◆ Exercise task
Repeat every line exactly, keeping the pictures out of the copy.

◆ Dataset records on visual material
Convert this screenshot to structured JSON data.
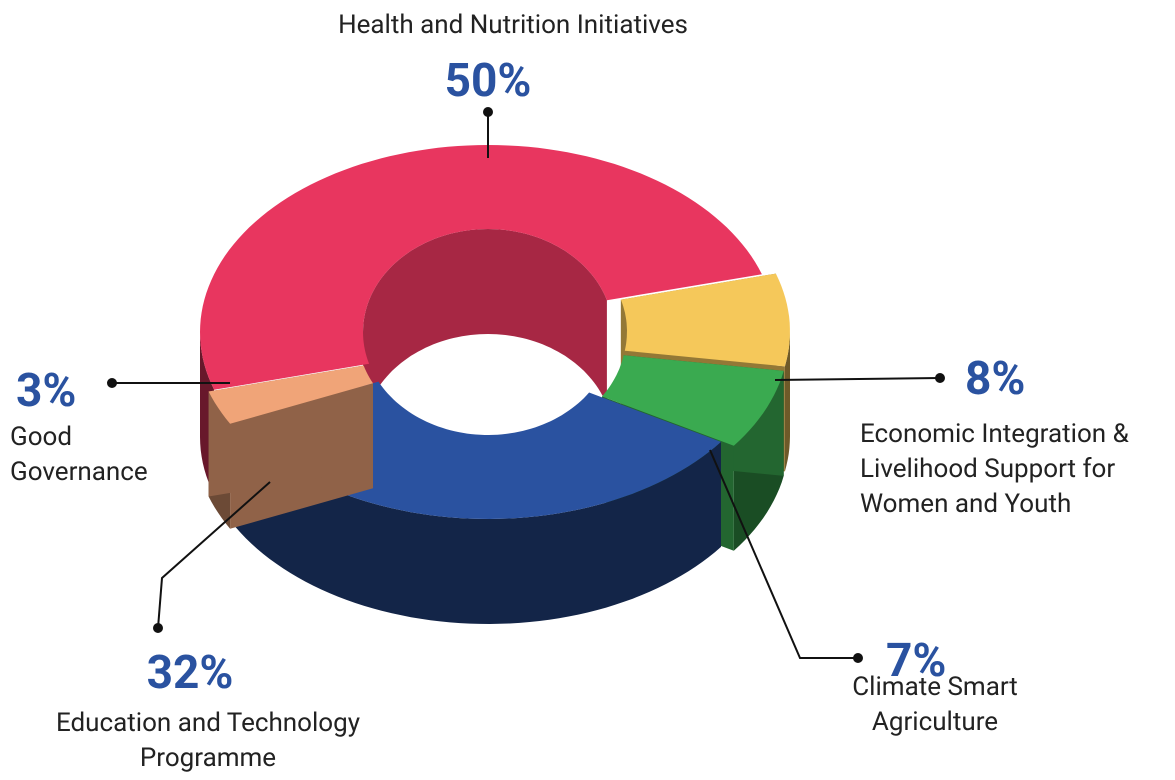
{
  "chart_data": {
    "type": "pie",
    "donut": true,
    "categories": [
      "Health and Nutrition Initiatives",
      "Economic Integration & Livelihood Support for Women and Youth",
      "Climate Smart Agriculture",
      "Education and Technology Programme",
      "Good Governance"
    ],
    "values": [
      50,
      8,
      7,
      32,
      3
    ],
    "value_labels": [
      "50%",
      "8%",
      "7%",
      "32%",
      "3%"
    ],
    "colors": [
      "#e8365f",
      "#f5c85a",
      "#3aaa50",
      "#2a52a0",
      "#f0a478"
    ]
  }
}
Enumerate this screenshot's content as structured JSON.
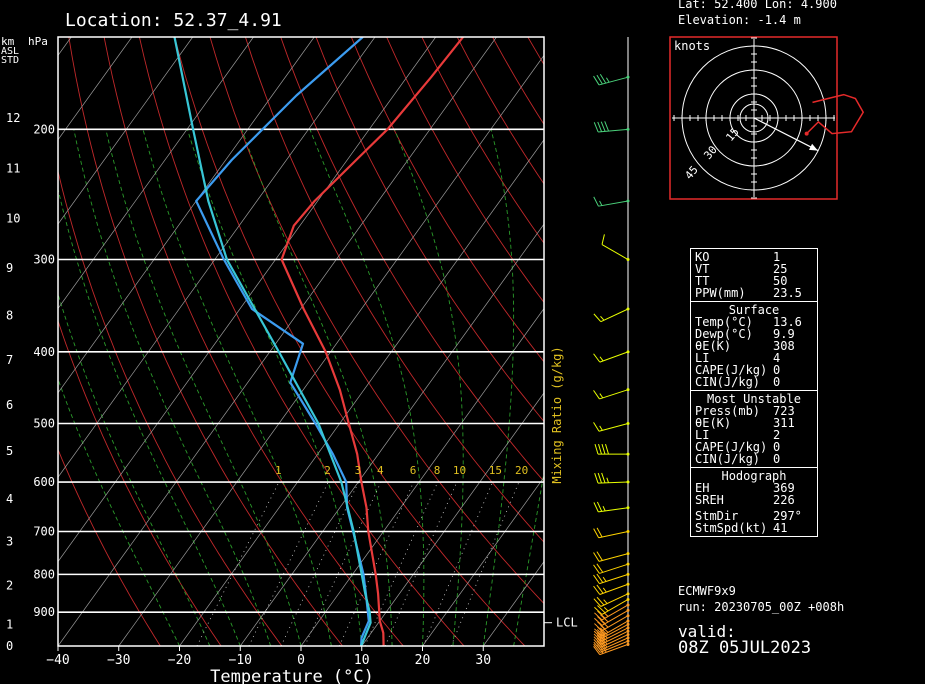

◆ Reply to the task
Convert this screenshot to structured JSON data.
{
  "chart_data": {
    "type": "pie",
    "donut": true,
    "categories": [
      "Health and Nutrition Initiatives",
      "Economic Integration & Livelihood Support for Women and Youth",
      "Climate Smart Agriculture",
      "Education and Technology Programme",
      "Good Governance"
    ],
    "values": [
      50,
      8,
      7,
      32,
      3
    ],
    "value_labels": [
      "50%",
      "8%",
      "7%",
      "32%",
      "3%"
    ],
    "colors": [
      "#e8365f",
      "#f5c85a",
      "#3aaa50",
      "#2a52a0",
      "#f0a478"
    ]
  }
}
Enumerate this screenshot's content as structured JSON.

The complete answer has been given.